Stored data
---*---

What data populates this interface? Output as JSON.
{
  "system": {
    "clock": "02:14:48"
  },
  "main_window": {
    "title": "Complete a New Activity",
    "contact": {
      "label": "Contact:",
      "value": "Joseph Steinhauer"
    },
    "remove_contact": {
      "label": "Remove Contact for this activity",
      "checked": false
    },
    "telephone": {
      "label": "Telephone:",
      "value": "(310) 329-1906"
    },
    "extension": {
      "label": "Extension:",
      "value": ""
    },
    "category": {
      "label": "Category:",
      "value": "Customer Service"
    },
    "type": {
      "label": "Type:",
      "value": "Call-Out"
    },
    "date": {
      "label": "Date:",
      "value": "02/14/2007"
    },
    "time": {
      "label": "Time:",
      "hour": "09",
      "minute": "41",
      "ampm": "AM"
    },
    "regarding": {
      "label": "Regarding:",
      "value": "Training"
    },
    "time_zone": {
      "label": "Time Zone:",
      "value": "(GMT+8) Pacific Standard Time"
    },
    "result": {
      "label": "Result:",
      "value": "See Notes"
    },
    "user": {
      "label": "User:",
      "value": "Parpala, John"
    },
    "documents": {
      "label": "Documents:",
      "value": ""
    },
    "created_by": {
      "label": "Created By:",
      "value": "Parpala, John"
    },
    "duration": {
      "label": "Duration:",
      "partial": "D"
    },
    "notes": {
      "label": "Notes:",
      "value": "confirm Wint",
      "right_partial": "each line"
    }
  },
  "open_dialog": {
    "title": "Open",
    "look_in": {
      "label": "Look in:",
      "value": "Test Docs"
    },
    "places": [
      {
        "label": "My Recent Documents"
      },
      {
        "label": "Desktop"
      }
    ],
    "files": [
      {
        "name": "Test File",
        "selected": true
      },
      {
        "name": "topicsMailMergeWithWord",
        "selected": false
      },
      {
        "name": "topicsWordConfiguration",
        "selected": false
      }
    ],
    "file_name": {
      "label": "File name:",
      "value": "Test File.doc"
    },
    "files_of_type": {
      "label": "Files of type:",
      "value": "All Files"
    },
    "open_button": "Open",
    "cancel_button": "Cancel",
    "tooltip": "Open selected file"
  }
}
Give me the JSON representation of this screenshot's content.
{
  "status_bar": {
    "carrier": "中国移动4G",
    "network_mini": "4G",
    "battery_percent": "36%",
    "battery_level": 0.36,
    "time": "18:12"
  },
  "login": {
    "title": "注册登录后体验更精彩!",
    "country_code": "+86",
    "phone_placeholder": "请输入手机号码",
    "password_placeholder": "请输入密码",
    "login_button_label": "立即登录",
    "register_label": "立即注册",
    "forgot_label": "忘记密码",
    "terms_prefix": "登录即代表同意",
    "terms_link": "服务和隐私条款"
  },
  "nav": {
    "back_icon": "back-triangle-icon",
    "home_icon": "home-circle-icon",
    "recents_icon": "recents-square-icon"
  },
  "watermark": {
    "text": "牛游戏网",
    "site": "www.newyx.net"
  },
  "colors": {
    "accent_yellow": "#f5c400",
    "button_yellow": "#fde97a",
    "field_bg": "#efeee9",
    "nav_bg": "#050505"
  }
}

---*---

(Stated goal)
In the records above, return only the line that contains "Give me the" and every line after it through the last, exactly as they appear.

(Solution to this exercise)
Give me the JSON representation of this screenshot's content.
{
  "status_bar": {
    "carrier": "中国移动4G",
    "network_mini": "4G",
    "battery_percent": "36%",
    "battery_level": 0.36,
    "time": "18:12"
  },
  "login": {
    "title": "注册登录后体验更精彩!",
    "country_code": "+86",
    "phone_placeholder": "请输入手机号码",
    "password_placeholder": "请输入密码",
    "login_button_label": "立即登录",
    "register_label": "立即注册",
    "forgot_label": "忘记密码",
    "terms_prefix": "登录即代表同意",
    "terms_link": "服务和隐私条款"
  },
  "nav": {
    "back_icon": "back-triangle-icon",
    "home_icon": "home-circle-icon",
    "recents_icon": "recents-square-icon"
  },
  "watermark": {
    "text": "牛游戏网",
    "site": "www.newyx.net"
  },
  "colors": {
    "accent_yellow": "#f5c400",
    "button_yellow": "#fde97a",
    "field_bg": "#efeee9",
    "nav_bg": "#050505"
  }
}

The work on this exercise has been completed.